• _WORK REQUIRED_
Below is a listing; reproduce each line of it exactly.

#####

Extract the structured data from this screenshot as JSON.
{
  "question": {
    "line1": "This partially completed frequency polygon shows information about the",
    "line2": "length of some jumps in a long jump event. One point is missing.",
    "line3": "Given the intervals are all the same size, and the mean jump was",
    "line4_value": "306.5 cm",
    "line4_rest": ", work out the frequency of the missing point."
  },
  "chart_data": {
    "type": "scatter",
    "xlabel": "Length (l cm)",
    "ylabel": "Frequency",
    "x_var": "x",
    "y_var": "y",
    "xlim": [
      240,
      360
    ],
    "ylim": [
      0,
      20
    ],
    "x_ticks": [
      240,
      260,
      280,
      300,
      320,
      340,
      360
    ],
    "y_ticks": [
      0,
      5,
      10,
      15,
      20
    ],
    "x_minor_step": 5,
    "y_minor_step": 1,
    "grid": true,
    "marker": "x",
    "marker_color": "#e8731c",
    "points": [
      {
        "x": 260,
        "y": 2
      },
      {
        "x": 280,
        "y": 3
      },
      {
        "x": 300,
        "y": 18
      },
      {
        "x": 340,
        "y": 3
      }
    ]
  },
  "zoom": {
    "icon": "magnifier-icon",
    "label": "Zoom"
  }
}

#####

• _RESPONSE_
Extract the structured data from this screenshot as JSON.
{
  "question": {
    "line1": "This partially completed frequency polygon shows information about the",
    "line2": "length of some jumps in a long jump event. One point is missing.",
    "line3": "Given the intervals are all the same size, and the mean jump was",
    "line4_value": "306.5 cm",
    "line4_rest": ", work out the frequency of the missing point."
  },
  "chart_data": {
    "type": "scatter",
    "xlabel": "Length (l cm)",
    "ylabel": "Frequency",
    "x_var": "x",
    "y_var": "y",
    "xlim": [
      240,
      360
    ],
    "ylim": [
      0,
      20
    ],
    "x_ticks": [
      240,
      260,
      280,
      300,
      320,
      340,
      360
    ],
    "y_ticks": [
      0,
      5,
      10,
      15,
      20
    ],
    "x_minor_step": 5,
    "y_minor_step": 1,
    "grid": true,
    "marker": "x",
    "marker_color": "#e8731c",
    "points": [
      {
        "x": 260,
        "y": 2
      },
      {
        "x": 280,
        "y": 3
      },
      {
        "x": 300,
        "y": 18
      },
      {
        "x": 340,
        "y": 3
      }
    ]
  },
  "zoom": {
    "icon": "magnifier-icon",
    "label": "Zoom"
  }
}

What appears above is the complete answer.